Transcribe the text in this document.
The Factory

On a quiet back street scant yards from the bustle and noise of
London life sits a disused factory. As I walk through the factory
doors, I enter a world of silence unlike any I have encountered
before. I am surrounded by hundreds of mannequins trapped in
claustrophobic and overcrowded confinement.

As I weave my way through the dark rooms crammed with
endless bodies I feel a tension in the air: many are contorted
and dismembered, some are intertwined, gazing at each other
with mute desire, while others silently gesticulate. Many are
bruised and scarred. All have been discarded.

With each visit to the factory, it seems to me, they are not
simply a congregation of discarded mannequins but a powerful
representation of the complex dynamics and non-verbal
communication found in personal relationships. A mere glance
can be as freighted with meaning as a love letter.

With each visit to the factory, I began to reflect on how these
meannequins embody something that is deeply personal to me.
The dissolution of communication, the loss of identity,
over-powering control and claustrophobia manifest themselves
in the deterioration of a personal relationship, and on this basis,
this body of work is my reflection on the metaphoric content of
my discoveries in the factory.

__Direction__.
Write the entire listing out again, word for word.

__Reply__.
Transcribe the text in this document.
The Factory

On a quiet back street scant yards from the bustle and noise of
London life sits a disused factory. As I walk through the factory
doors, I enter a world of silence unlike any I have encountered
before. I am surrounded by hundreds of mannequins trapped in
claustrophobic and overcrowded confinement.

As I weave my way through the dark rooms crammed with
endless bodies I feel a tension in the air: many are contorted
and dismembered, some are intertwined, gazing at each other
with mute desire, while others silently gesticulate. Many are
bruised and scarred. All have been discarded.

With each visit to the factory, it seems to me, they are not
simply a congregation of discarded mannequins but a powerful
representation of the complex dynamics and non-verbal
communication found in personal relationships. A mere glance
can be as freighted with meaning as a love letter.

With each visit to the factory, I began to reflect on how these
meannequins embody something that is deeply personal to me.
The dissolution of communication, the loss of identity,
over-powering control and claustrophobia manifest themselves
in the deterioration of a personal relationship, and on this basis,
this body of work is my reflection on the metaphoric content of
my discoveries in the factory.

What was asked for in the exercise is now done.